• [PROBLEM STATEMENT]: Track down each line that has the word "Well" and copy it.
-------- GIVEN DATA
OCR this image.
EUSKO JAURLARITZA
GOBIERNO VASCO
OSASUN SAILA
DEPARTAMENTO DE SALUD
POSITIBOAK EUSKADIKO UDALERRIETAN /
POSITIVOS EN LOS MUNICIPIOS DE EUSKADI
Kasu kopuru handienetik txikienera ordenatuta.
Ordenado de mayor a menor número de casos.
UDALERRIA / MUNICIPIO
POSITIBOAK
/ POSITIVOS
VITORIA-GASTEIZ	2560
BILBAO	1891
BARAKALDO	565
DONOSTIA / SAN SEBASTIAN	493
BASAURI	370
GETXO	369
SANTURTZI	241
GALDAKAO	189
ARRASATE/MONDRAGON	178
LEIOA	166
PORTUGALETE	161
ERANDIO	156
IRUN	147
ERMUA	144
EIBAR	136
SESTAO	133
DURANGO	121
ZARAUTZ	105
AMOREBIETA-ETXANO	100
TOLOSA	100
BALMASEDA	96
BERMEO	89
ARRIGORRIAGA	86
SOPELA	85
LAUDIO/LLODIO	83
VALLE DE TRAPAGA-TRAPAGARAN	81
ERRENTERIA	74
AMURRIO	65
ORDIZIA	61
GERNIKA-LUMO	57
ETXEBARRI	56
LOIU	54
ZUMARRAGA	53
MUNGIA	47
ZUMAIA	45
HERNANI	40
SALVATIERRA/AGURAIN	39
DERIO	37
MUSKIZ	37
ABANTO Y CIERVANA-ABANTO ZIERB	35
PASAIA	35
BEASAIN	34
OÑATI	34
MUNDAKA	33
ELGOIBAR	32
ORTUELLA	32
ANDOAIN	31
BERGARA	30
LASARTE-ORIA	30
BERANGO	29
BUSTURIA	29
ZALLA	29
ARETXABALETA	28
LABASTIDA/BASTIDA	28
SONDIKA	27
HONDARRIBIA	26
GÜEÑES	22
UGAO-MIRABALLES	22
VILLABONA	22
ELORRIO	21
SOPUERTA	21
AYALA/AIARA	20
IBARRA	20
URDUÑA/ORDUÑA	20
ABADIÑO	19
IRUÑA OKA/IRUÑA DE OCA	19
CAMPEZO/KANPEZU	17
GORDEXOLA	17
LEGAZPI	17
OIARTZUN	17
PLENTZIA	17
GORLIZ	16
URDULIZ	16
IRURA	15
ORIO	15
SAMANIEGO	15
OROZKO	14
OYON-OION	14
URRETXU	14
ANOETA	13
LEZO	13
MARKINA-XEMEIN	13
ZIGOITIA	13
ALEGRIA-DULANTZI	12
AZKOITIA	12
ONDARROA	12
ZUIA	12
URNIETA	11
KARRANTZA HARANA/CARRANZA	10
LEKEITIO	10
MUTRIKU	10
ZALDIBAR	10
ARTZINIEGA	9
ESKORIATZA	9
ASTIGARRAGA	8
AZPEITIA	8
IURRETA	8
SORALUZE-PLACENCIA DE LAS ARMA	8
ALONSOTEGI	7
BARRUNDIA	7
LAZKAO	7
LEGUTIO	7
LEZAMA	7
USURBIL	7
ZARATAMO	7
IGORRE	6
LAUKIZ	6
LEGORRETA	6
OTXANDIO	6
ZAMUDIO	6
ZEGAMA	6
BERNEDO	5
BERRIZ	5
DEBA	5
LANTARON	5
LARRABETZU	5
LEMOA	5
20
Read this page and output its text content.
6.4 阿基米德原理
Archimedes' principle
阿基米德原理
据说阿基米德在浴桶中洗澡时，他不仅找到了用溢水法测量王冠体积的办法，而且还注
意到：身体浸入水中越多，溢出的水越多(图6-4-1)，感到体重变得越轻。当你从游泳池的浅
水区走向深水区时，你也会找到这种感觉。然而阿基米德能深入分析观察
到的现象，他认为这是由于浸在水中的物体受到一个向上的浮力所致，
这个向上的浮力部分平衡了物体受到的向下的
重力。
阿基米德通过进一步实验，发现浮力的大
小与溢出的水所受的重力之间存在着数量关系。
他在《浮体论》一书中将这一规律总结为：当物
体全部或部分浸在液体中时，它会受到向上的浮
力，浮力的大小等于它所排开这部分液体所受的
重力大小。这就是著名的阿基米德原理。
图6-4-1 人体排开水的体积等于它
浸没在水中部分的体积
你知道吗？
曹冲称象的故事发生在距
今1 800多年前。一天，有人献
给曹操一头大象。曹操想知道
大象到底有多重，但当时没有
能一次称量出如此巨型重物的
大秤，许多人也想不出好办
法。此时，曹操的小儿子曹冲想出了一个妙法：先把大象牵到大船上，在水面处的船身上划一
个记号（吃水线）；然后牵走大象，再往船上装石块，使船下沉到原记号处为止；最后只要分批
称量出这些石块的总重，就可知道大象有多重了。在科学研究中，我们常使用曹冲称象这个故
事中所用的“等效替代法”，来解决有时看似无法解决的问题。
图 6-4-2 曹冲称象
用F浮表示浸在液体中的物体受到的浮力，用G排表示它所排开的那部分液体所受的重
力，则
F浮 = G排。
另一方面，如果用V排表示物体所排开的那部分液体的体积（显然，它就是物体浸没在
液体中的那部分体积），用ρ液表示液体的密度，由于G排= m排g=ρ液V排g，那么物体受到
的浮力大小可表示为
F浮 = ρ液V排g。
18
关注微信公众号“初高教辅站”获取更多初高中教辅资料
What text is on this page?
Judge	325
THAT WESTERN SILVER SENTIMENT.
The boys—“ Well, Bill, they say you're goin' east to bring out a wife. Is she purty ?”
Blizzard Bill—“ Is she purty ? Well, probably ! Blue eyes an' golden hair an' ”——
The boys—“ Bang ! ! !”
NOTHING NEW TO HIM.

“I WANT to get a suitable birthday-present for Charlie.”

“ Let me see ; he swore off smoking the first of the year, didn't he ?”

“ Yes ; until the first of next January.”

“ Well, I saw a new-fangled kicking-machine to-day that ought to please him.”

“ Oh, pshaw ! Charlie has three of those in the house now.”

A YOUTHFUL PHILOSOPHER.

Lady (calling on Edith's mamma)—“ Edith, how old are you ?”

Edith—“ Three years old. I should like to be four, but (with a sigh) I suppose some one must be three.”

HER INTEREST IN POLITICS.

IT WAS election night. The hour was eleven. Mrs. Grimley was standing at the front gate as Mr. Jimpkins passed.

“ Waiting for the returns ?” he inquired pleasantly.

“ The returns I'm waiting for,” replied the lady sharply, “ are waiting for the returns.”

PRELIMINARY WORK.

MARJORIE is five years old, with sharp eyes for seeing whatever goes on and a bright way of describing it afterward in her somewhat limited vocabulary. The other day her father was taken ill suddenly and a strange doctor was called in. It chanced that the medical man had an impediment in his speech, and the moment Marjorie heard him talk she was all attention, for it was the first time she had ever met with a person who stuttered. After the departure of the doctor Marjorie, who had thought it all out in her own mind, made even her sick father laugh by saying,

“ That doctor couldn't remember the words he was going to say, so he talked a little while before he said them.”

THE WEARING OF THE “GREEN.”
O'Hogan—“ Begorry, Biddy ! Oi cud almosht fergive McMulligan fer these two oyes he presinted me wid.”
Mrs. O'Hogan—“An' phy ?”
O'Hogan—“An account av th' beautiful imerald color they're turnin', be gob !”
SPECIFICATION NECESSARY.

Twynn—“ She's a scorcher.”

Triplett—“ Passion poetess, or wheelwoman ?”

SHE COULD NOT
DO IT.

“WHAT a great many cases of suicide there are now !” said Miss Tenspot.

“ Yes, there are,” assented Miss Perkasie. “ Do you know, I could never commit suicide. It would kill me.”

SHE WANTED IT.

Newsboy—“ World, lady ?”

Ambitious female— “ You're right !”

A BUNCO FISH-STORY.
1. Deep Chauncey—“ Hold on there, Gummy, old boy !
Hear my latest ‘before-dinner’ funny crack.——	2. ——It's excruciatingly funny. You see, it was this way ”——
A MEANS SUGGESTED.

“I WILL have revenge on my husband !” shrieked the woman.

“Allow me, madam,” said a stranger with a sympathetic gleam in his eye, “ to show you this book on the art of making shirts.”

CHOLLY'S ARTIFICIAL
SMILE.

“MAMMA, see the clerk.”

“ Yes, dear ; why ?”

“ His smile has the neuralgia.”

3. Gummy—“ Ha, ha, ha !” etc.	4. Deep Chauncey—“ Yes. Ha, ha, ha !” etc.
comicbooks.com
----------------
• [FULL ANSWER]:
The boys—“ Well, Bill, they say you're goin' east to bring out a wife. Is she purty ?”
Blizzard Bill—“ Is she purty ? Well, probably ! Blue eyes an' golden hair an' ”——
“ Well, I saw a new-fangled kicking-machine to-day that ought to please him.”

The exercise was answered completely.